- **DIRECTIONS**: Count lines holding the word "Fail". Only the number is wanted.
>> BEGIN
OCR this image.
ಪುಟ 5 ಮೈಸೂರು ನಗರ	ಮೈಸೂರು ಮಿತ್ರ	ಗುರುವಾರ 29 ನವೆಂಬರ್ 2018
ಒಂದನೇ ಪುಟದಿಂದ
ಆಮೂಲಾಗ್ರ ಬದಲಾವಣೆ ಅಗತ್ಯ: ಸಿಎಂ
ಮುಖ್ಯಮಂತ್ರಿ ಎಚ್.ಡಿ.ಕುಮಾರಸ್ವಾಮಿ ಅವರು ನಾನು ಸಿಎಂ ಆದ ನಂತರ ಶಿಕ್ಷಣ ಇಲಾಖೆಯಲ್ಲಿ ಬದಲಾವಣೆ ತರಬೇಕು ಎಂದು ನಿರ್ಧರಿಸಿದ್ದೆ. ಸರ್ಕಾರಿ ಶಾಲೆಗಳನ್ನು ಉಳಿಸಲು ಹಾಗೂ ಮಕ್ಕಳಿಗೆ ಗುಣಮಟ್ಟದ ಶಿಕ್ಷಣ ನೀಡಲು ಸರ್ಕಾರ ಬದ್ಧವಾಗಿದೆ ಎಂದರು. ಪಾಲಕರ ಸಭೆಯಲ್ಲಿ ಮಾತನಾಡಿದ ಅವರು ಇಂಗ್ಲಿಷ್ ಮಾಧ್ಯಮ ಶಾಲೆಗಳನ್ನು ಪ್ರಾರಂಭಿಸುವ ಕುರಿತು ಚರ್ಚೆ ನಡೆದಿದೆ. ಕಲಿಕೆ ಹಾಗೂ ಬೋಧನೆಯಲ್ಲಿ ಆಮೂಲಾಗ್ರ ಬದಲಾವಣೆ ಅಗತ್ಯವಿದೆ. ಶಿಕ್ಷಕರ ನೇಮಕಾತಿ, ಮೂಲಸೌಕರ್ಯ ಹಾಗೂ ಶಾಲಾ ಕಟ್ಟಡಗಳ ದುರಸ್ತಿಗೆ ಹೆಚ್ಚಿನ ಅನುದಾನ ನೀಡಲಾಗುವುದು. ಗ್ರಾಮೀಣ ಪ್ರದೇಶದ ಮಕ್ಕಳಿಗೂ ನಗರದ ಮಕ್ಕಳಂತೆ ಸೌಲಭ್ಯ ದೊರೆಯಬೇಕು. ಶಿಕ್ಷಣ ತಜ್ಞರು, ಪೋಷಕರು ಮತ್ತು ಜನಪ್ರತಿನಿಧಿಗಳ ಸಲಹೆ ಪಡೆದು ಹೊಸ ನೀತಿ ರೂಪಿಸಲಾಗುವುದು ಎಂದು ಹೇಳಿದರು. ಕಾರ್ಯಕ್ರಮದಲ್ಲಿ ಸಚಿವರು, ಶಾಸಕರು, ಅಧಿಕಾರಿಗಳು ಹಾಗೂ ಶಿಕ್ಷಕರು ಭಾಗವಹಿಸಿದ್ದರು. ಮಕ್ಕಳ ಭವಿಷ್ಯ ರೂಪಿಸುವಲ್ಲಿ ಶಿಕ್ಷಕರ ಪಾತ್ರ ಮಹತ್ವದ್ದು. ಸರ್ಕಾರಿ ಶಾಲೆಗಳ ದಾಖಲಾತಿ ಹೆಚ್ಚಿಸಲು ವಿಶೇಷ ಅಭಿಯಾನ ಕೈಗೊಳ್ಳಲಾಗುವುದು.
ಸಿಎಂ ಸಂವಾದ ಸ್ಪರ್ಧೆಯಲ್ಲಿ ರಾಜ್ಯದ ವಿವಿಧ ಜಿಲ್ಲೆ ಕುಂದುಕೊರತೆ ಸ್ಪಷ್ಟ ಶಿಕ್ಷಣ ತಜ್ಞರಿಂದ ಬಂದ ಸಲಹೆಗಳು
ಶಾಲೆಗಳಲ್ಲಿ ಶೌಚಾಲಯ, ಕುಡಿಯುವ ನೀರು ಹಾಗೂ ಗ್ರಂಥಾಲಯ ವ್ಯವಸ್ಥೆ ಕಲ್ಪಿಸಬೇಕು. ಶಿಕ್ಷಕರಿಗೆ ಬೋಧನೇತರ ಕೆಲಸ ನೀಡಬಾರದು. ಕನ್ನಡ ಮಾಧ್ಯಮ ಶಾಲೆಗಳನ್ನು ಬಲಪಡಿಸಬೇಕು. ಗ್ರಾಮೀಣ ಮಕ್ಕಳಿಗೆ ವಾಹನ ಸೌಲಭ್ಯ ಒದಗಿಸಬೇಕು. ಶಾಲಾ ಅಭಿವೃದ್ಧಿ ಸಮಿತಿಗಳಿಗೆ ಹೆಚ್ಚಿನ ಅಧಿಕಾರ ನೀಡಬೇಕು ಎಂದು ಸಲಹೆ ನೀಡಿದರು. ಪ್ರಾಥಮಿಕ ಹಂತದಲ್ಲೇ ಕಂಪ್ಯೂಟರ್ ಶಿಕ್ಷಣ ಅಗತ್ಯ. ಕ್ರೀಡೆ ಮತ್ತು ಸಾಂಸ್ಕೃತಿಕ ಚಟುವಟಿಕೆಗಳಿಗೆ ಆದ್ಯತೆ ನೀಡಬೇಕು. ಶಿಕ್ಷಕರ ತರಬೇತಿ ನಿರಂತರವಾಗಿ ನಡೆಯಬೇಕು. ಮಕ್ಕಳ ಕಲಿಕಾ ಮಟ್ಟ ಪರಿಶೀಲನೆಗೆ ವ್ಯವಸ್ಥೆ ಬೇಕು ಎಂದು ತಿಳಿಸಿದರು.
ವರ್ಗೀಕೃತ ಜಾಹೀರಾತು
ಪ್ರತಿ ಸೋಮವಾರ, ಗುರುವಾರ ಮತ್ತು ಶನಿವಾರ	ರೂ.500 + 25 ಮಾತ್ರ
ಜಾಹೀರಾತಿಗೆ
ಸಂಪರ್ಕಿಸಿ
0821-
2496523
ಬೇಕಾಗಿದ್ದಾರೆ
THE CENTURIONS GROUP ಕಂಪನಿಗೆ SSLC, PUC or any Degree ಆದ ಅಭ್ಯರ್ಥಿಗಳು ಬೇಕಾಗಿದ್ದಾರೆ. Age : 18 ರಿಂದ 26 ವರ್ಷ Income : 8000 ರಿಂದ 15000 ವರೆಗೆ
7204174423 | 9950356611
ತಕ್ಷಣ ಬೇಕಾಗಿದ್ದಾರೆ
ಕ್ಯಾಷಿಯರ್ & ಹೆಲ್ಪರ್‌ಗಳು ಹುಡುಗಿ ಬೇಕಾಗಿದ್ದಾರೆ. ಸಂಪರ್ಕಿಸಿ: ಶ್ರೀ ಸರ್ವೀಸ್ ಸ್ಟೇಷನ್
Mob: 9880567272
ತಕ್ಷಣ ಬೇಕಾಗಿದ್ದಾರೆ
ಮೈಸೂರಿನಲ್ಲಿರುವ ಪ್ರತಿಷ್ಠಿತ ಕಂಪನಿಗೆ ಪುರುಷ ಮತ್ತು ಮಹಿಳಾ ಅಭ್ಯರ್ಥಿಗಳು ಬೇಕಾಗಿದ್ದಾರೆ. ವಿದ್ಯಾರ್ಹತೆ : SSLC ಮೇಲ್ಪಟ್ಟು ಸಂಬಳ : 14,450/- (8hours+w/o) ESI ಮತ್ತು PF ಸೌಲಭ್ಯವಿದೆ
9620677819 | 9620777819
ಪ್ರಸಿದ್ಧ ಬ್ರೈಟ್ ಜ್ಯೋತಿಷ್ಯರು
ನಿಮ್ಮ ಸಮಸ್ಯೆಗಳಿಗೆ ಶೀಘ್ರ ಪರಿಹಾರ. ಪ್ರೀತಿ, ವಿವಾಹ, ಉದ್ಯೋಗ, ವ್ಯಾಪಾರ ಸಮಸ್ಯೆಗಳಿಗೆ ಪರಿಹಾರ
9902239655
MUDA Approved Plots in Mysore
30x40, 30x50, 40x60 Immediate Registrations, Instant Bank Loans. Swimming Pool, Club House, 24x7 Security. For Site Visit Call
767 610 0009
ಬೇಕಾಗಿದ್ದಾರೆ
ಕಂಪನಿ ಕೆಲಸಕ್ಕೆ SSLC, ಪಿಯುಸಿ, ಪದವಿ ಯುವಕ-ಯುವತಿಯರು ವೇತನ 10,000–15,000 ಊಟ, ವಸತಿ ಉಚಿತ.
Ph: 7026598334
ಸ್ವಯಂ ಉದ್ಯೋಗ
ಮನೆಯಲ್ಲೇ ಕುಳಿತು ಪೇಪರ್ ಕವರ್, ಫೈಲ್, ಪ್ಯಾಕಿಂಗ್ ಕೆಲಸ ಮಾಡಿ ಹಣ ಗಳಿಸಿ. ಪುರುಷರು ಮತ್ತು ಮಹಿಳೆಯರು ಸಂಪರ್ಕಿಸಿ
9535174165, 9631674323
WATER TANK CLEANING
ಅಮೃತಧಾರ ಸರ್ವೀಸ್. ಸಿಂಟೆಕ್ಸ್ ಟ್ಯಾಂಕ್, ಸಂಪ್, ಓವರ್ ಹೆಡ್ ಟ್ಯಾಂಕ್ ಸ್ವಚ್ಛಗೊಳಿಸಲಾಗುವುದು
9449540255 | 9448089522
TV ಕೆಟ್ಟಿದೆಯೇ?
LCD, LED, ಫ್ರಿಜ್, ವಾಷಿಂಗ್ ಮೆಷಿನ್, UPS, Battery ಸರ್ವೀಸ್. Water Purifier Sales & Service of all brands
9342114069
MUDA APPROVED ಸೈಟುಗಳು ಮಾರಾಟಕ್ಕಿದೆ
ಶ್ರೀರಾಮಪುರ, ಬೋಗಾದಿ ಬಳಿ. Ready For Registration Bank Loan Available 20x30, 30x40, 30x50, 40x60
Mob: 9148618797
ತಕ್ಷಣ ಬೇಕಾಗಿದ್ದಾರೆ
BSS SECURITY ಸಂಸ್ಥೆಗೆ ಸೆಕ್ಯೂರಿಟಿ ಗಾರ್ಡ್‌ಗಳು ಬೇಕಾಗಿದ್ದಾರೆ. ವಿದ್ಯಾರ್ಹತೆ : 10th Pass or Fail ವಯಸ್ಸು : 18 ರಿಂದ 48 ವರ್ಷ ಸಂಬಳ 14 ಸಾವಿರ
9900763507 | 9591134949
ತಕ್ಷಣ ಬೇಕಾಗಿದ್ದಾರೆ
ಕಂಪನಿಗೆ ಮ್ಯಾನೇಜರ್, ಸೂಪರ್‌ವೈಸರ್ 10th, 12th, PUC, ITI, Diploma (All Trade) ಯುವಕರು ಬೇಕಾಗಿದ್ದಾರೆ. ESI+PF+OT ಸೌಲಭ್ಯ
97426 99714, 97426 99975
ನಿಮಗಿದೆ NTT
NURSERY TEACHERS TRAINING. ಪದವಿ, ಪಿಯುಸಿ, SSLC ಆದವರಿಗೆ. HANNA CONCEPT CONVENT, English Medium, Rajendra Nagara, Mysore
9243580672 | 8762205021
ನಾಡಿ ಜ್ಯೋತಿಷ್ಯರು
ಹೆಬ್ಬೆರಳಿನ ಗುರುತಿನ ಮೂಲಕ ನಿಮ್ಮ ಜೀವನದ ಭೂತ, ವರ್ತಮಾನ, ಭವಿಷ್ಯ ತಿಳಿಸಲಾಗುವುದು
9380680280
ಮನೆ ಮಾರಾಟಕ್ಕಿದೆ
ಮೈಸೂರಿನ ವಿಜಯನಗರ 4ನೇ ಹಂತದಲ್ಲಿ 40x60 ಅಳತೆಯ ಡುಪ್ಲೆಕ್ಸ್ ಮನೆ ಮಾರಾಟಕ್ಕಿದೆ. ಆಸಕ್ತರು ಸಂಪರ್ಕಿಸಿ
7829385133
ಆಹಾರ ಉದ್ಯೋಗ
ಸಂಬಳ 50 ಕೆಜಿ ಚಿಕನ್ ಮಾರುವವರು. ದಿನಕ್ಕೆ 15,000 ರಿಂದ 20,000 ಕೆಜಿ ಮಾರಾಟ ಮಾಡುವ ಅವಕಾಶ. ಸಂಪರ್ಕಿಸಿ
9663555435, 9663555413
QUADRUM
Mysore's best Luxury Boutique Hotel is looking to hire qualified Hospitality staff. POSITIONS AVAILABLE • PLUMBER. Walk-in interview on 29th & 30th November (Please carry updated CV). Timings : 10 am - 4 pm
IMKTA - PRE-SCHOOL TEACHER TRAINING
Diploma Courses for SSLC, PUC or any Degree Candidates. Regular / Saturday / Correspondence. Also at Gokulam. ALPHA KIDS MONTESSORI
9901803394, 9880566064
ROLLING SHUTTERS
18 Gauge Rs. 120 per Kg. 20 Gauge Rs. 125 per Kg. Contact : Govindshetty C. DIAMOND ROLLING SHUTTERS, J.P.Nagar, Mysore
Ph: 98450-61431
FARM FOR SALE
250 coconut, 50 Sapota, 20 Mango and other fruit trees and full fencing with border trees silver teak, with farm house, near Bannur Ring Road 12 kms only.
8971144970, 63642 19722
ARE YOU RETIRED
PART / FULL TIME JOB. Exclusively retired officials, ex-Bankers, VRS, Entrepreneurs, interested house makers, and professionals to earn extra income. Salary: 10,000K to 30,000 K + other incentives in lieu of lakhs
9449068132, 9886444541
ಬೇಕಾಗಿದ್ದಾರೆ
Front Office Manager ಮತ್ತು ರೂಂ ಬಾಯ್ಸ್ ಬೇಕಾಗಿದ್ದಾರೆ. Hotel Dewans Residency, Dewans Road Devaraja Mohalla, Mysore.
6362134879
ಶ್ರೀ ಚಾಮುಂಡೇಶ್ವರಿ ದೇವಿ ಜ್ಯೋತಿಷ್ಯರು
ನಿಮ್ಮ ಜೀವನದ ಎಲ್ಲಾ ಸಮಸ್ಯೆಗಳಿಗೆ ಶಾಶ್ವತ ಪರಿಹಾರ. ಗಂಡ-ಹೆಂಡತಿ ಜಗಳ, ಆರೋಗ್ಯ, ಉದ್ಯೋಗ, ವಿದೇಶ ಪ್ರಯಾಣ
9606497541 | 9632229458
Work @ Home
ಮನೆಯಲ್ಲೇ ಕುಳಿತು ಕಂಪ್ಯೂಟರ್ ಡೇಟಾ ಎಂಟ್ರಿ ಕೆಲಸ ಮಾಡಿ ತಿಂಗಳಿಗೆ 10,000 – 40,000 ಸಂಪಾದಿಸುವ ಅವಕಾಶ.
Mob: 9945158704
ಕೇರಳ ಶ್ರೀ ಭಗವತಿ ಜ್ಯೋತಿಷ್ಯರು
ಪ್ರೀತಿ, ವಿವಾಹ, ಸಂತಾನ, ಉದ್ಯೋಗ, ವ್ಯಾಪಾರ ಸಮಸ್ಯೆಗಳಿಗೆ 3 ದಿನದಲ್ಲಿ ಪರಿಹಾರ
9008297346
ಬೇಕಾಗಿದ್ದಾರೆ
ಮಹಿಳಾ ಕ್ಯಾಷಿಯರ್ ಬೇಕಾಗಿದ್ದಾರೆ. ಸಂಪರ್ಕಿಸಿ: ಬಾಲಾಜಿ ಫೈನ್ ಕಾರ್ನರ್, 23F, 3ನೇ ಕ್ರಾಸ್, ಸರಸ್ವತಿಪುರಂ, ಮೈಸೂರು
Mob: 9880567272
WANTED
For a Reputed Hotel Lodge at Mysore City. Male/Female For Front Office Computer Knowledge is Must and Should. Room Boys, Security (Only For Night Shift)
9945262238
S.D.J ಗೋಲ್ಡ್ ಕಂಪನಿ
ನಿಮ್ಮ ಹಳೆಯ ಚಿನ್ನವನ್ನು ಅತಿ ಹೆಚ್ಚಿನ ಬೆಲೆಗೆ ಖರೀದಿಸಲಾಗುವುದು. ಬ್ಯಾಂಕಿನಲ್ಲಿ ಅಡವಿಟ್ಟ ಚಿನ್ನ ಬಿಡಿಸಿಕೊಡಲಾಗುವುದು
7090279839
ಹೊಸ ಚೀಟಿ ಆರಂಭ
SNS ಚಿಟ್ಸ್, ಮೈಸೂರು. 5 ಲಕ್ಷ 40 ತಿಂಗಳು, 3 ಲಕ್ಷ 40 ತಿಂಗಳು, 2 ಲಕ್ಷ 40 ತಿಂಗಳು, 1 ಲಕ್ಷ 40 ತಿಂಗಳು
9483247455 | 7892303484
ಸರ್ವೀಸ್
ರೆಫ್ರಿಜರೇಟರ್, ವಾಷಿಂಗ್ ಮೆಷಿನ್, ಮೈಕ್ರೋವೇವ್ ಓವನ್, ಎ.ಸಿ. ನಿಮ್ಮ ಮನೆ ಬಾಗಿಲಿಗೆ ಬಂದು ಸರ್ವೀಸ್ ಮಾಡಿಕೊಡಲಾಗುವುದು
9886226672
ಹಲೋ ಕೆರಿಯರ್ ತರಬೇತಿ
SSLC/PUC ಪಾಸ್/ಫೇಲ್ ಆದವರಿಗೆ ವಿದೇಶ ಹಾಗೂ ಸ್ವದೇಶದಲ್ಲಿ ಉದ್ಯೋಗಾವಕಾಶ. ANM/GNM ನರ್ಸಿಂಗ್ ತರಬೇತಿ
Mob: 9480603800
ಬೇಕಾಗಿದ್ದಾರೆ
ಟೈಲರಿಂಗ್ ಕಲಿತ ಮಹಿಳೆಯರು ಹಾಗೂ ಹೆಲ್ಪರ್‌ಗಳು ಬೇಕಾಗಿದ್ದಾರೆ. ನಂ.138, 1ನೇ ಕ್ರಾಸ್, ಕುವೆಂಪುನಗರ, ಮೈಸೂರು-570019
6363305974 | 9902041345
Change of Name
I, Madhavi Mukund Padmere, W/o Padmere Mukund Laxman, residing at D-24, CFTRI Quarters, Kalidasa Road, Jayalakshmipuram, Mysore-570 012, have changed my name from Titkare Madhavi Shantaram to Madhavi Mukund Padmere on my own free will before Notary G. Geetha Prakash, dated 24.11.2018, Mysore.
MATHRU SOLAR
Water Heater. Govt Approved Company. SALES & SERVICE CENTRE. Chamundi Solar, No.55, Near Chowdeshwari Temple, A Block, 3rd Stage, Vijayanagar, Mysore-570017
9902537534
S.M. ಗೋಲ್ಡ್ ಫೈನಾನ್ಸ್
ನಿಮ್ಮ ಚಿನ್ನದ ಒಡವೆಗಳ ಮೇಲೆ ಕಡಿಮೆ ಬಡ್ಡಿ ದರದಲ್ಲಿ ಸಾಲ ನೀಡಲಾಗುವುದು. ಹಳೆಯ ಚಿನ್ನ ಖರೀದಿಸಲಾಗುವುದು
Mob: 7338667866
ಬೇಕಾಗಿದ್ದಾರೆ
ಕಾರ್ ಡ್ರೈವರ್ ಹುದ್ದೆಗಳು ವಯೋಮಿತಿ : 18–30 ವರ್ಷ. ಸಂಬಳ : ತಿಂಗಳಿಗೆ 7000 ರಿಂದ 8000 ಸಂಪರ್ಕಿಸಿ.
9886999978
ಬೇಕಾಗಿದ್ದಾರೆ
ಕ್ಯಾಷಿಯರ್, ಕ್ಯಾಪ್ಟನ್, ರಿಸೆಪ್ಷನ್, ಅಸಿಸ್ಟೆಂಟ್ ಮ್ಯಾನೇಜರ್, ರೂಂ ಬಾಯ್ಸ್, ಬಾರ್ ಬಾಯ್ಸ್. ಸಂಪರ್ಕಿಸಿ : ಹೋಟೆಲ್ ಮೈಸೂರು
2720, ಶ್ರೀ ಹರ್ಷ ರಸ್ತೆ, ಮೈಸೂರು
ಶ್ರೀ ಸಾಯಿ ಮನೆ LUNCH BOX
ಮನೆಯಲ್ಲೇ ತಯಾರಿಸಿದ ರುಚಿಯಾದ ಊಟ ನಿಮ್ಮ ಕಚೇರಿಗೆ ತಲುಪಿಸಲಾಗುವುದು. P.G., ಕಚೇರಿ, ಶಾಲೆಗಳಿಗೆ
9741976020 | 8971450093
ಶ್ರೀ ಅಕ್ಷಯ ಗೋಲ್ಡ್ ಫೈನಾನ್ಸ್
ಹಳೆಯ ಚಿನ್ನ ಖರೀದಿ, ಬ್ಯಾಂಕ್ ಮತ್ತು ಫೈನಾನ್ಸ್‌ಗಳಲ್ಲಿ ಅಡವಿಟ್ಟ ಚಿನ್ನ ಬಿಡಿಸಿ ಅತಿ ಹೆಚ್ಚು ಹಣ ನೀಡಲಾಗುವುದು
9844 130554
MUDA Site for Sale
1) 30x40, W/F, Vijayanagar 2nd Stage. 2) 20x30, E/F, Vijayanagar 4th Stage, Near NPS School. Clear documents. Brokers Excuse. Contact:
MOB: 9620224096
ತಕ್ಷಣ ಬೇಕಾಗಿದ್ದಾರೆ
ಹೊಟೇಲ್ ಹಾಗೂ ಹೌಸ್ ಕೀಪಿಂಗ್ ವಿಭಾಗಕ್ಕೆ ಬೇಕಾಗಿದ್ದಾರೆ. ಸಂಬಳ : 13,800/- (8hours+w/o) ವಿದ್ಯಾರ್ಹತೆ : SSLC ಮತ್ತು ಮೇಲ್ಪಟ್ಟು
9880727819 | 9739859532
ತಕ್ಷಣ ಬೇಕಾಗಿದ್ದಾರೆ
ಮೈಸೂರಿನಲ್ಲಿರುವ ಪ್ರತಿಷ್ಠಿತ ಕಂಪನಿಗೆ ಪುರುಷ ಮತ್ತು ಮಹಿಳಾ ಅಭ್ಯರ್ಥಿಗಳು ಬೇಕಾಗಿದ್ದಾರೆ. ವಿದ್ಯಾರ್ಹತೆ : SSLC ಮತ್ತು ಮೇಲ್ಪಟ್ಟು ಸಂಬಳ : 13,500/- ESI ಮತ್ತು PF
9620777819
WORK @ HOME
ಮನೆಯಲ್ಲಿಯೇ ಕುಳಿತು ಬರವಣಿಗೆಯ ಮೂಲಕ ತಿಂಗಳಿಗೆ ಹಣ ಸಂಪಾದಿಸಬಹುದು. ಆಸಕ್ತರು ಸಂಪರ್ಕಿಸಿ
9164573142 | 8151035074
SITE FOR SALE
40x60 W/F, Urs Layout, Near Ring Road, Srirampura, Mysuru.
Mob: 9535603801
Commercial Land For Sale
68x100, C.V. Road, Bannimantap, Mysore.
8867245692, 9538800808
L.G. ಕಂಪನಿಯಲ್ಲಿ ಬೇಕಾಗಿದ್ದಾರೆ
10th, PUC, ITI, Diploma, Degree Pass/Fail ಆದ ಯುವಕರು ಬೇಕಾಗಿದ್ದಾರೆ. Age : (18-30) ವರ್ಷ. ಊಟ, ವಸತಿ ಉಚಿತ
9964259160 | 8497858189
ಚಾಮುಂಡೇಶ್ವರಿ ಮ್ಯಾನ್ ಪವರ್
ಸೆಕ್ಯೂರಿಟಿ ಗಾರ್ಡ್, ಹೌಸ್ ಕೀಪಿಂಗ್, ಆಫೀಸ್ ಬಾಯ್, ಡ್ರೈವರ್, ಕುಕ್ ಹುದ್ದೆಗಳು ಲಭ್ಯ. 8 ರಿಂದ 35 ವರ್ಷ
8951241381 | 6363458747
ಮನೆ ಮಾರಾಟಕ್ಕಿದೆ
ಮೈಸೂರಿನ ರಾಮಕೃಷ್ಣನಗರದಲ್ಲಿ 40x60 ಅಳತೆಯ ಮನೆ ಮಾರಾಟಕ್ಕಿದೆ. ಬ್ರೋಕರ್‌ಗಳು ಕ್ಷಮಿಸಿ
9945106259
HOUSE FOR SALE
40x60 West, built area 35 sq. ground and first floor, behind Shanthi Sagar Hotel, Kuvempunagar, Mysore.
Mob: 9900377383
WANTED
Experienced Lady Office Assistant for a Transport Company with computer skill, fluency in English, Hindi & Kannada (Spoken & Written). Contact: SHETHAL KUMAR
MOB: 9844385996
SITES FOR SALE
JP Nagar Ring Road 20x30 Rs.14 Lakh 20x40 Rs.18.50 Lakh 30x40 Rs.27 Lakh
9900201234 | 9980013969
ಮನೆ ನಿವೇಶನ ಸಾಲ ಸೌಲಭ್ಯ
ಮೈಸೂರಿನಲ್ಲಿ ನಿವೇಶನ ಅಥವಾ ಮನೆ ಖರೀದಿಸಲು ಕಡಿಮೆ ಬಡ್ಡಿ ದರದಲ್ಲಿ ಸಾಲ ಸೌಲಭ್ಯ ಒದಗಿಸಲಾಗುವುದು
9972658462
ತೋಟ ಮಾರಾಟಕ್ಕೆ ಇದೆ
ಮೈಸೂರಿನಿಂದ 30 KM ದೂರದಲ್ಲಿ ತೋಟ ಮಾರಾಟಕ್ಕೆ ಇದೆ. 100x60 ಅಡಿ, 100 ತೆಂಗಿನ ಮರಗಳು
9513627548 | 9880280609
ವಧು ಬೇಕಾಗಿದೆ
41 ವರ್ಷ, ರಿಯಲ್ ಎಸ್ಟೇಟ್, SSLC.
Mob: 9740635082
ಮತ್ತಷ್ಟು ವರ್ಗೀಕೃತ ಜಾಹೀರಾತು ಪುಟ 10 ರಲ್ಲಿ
>> END
- **TASK OUTPUT**: 2